# INPUT
- - -
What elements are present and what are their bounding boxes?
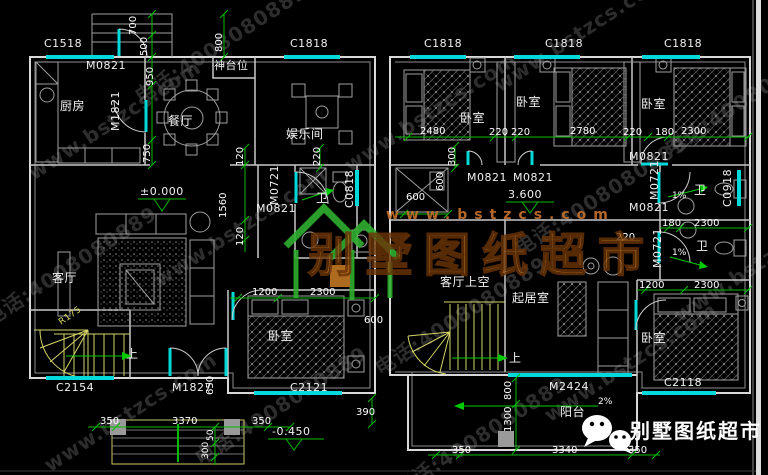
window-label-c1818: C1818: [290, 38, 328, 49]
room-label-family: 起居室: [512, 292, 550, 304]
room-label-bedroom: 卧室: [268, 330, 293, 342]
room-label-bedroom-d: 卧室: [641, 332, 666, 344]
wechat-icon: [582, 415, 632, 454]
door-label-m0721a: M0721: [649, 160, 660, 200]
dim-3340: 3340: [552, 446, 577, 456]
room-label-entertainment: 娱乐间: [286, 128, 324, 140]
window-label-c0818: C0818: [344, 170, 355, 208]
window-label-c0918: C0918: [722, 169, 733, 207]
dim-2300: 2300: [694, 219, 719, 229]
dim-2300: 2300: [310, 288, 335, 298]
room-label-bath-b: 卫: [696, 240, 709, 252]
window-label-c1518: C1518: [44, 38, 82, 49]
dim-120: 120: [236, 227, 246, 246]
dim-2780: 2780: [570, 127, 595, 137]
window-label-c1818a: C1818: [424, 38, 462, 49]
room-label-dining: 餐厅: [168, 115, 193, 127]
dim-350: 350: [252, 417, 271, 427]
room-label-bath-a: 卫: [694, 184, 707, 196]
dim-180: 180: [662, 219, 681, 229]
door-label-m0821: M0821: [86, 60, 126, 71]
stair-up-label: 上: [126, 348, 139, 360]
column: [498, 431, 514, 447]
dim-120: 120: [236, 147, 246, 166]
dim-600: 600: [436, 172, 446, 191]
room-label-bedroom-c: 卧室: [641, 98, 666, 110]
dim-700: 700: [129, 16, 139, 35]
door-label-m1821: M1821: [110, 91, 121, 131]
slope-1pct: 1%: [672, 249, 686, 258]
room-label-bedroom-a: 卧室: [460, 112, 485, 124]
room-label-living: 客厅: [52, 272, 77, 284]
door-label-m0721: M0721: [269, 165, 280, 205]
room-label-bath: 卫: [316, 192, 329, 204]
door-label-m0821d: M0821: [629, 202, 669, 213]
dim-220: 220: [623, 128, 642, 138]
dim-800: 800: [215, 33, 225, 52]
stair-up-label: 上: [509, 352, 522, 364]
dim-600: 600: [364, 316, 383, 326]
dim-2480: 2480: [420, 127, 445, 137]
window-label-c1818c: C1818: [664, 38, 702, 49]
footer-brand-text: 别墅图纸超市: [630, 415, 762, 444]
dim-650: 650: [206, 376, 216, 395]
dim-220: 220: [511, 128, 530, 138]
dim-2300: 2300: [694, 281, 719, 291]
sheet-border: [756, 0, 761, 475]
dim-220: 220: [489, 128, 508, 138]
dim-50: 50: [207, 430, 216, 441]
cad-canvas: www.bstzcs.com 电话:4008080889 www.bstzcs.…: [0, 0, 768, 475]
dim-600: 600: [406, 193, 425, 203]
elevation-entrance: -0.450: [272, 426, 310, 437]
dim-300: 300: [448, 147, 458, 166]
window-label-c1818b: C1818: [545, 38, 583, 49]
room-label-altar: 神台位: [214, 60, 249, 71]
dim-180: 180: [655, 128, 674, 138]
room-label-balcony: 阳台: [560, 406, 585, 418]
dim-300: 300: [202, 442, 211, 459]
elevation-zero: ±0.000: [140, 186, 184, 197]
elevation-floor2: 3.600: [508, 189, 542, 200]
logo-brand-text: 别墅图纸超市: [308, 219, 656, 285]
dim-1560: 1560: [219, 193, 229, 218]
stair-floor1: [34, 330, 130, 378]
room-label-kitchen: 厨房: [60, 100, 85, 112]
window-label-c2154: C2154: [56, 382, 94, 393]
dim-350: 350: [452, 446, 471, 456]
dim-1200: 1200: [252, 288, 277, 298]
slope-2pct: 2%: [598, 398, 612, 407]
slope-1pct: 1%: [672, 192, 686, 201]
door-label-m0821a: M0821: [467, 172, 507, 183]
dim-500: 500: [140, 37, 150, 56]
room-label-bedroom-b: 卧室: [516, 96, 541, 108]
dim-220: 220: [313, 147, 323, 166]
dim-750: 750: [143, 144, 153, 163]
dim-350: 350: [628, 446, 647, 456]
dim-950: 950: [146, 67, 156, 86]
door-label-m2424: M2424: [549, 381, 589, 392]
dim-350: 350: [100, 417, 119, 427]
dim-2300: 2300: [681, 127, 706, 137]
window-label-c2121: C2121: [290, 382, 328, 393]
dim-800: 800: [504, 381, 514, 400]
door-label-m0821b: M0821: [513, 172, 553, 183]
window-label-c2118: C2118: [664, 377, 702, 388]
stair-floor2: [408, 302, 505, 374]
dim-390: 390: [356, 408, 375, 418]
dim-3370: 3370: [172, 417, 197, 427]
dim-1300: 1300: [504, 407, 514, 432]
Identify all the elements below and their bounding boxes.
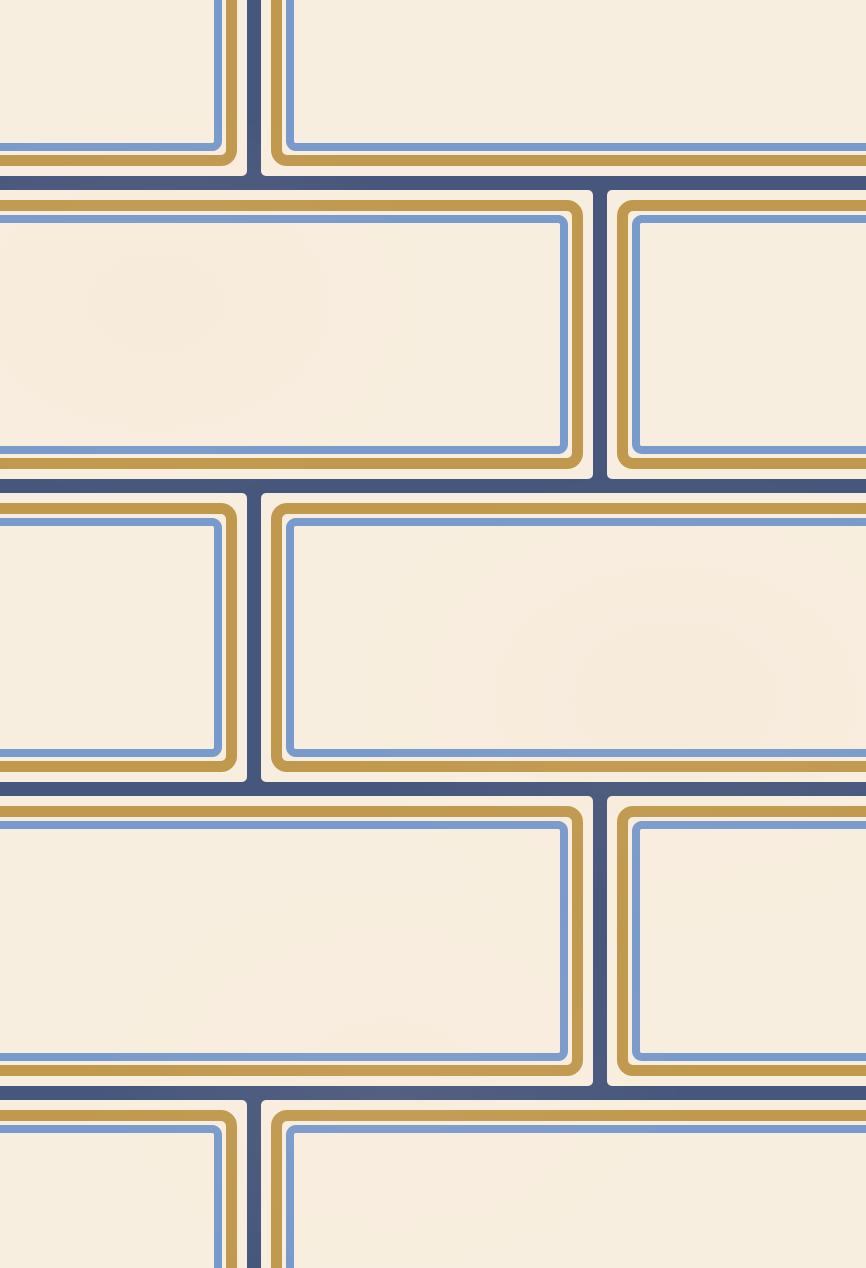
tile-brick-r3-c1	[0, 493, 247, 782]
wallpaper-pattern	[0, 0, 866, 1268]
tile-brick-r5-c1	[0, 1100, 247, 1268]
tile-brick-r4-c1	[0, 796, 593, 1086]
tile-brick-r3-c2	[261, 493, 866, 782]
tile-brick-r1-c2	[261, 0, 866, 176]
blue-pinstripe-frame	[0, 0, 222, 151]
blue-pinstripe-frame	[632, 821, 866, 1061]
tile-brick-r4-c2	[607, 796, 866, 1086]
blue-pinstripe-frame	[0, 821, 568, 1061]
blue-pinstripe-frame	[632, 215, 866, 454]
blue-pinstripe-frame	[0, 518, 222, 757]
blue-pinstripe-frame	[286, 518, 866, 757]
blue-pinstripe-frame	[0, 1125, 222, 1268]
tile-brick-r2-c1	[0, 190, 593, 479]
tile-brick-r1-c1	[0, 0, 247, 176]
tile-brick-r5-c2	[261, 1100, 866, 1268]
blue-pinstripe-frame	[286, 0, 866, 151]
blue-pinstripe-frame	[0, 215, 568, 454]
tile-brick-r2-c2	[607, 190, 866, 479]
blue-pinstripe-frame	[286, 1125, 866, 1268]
- - -
# PROBLEM
Copy every one of the rows above word for word, without the pictures.

# THE ANSWER
What elements are present and what are their bounding boxes?
window-label-c1818: C1818: [290, 38, 328, 49]
room-label-family: 起居室: [512, 292, 550, 304]
room-label-bedroom: 卧室: [268, 330, 293, 342]
room-label-bedroom-d: 卧室: [641, 332, 666, 344]
wechat-icon: [582, 415, 632, 454]
door-label-m0721a: M0721: [649, 160, 660, 200]
dim-3340: 3340: [552, 446, 577, 456]
room-label-entertainment: 娱乐间: [286, 128, 324, 140]
window-label-c0818: C0818: [344, 170, 355, 208]
window-label-c0918: C0918: [722, 169, 733, 207]
dim-2300: 2300: [694, 219, 719, 229]
dim-2300: 2300: [310, 288, 335, 298]
room-label-bath-b: 卫: [696, 240, 709, 252]
window-label-c1518: C1518: [44, 38, 82, 49]
dim-120: 120: [236, 227, 246, 246]
dim-2780: 2780: [570, 127, 595, 137]
window-label-c1818a: C1818: [424, 38, 462, 49]
room-label-dining: 餐厅: [168, 115, 193, 127]
dim-350: 350: [252, 417, 271, 427]
room-label-bath-a: 卫: [694, 184, 707, 196]
dim-180: 180: [662, 219, 681, 229]
door-label-m0821: M0821: [86, 60, 126, 71]
stair-up-label: 上: [126, 348, 139, 360]
column: [498, 431, 514, 447]
dim-120: 120: [236, 147, 246, 166]
dim-600: 600: [436, 172, 446, 191]
room-label-bedroom-c: 卧室: [641, 98, 666, 110]
dim-700: 700: [129, 16, 139, 35]
door-label-m1821: M1821: [110, 91, 121, 131]
slope-1pct: 1%: [672, 249, 686, 258]
room-label-bedroom-a: 卧室: [460, 112, 485, 124]
room-label-living: 客厅: [52, 272, 77, 284]
door-label-m0721: M0721: [269, 165, 280, 205]
room-label-bath: 卫: [316, 192, 329, 204]
door-label-m0821d: M0821: [629, 202, 669, 213]
dim-220: 220: [623, 128, 642, 138]
dim-800: 800: [215, 33, 225, 52]
stair-up-label: 上: [509, 352, 522, 364]
dim-600: 600: [364, 316, 383, 326]
dim-2480: 2480: [420, 127, 445, 137]
window-label-c1818c: C1818: [664, 38, 702, 49]
footer-brand-text: 别墅图纸超市: [630, 415, 762, 444]
dim-650: 650: [206, 376, 216, 395]
dim-220: 220: [511, 128, 530, 138]
dim-2300: 2300: [694, 281, 719, 291]
sheet-border: [756, 0, 761, 475]
dim-220: 220: [489, 128, 508, 138]
dim-50: 50: [207, 430, 216, 441]
cad-canvas: www.bstzcs.com 电话:4008080889 www.bstzcs.…: [0, 0, 768, 475]
dim-600: 600: [406, 193, 425, 203]
elevation-entrance: -0.450: [272, 426, 310, 437]
dim-300: 300: [448, 147, 458, 166]
window-label-c1818b: C1818: [545, 38, 583, 49]
room-label-altar: 神台位: [214, 60, 249, 71]
dim-180: 180: [655, 128, 674, 138]
room-label-balcony: 阳台: [560, 406, 585, 418]
dim-300: 300: [202, 442, 211, 459]
elevation-zero: ±0.000: [140, 186, 184, 197]
elevation-floor2: 3.600: [508, 189, 542, 200]
logo-brand-text: 别墅图纸超市: [308, 219, 656, 285]
dim-1560: 1560: [219, 193, 229, 218]
stair-floor1: [34, 330, 130, 378]
room-label-kitchen: 厨房: [60, 100, 85, 112]
window-label-c2154: C2154: [56, 382, 94, 393]
dim-350: 350: [452, 446, 471, 456]
dim-1200: 1200: [252, 288, 277, 298]
slope-2pct: 2%: [598, 398, 612, 407]
slope-1pct: 1%: [672, 192, 686, 201]
door-label-m0821a: M0821: [467, 172, 507, 183]
dim-500: 500: [140, 37, 150, 56]
room-label-bedroom-b: 卧室: [516, 96, 541, 108]
dim-220: 220: [313, 147, 323, 166]
dim-750: 750: [143, 144, 153, 163]
dim-350: 350: [628, 446, 647, 456]
dim-950: 950: [146, 67, 156, 86]
door-label-m2424: M2424: [549, 381, 589, 392]
dim-350: 350: [100, 417, 119, 427]
dim-2300: 2300: [681, 127, 706, 137]
window-label-c2121: C2121: [290, 382, 328, 393]
dim-800: 800: [504, 381, 514, 400]
door-label-m0821b: M0821: [513, 172, 553, 183]
window-label-c2118: C2118: [664, 377, 702, 388]
stair-floor2: [408, 302, 505, 374]
dim-390: 390: [356, 408, 375, 418]
dim-3370: 3370: [172, 417, 197, 427]
dim-1300: 1300: [504, 407, 514, 432]
Identify all the elements below and their bounding boxes.
tile-brick-r3-c1	[0, 493, 247, 782]
wallpaper-pattern	[0, 0, 866, 1268]
tile-brick-r5-c1	[0, 1100, 247, 1268]
tile-brick-r4-c1	[0, 796, 593, 1086]
tile-brick-r3-c2	[261, 493, 866, 782]
tile-brick-r1-c2	[261, 0, 866, 176]
blue-pinstripe-frame	[0, 0, 222, 151]
blue-pinstripe-frame	[632, 821, 866, 1061]
tile-brick-r4-c2	[607, 796, 866, 1086]
blue-pinstripe-frame	[0, 821, 568, 1061]
blue-pinstripe-frame	[632, 215, 866, 454]
blue-pinstripe-frame	[0, 518, 222, 757]
blue-pinstripe-frame	[286, 518, 866, 757]
blue-pinstripe-frame	[0, 1125, 222, 1268]
tile-brick-r2-c1	[0, 190, 593, 479]
tile-brick-r1-c1	[0, 0, 247, 176]
tile-brick-r5-c2	[261, 1100, 866, 1268]
blue-pinstripe-frame	[286, 0, 866, 151]
blue-pinstripe-frame	[0, 215, 568, 454]
tile-brick-r2-c2	[607, 190, 866, 479]
blue-pinstripe-frame	[286, 1125, 866, 1268]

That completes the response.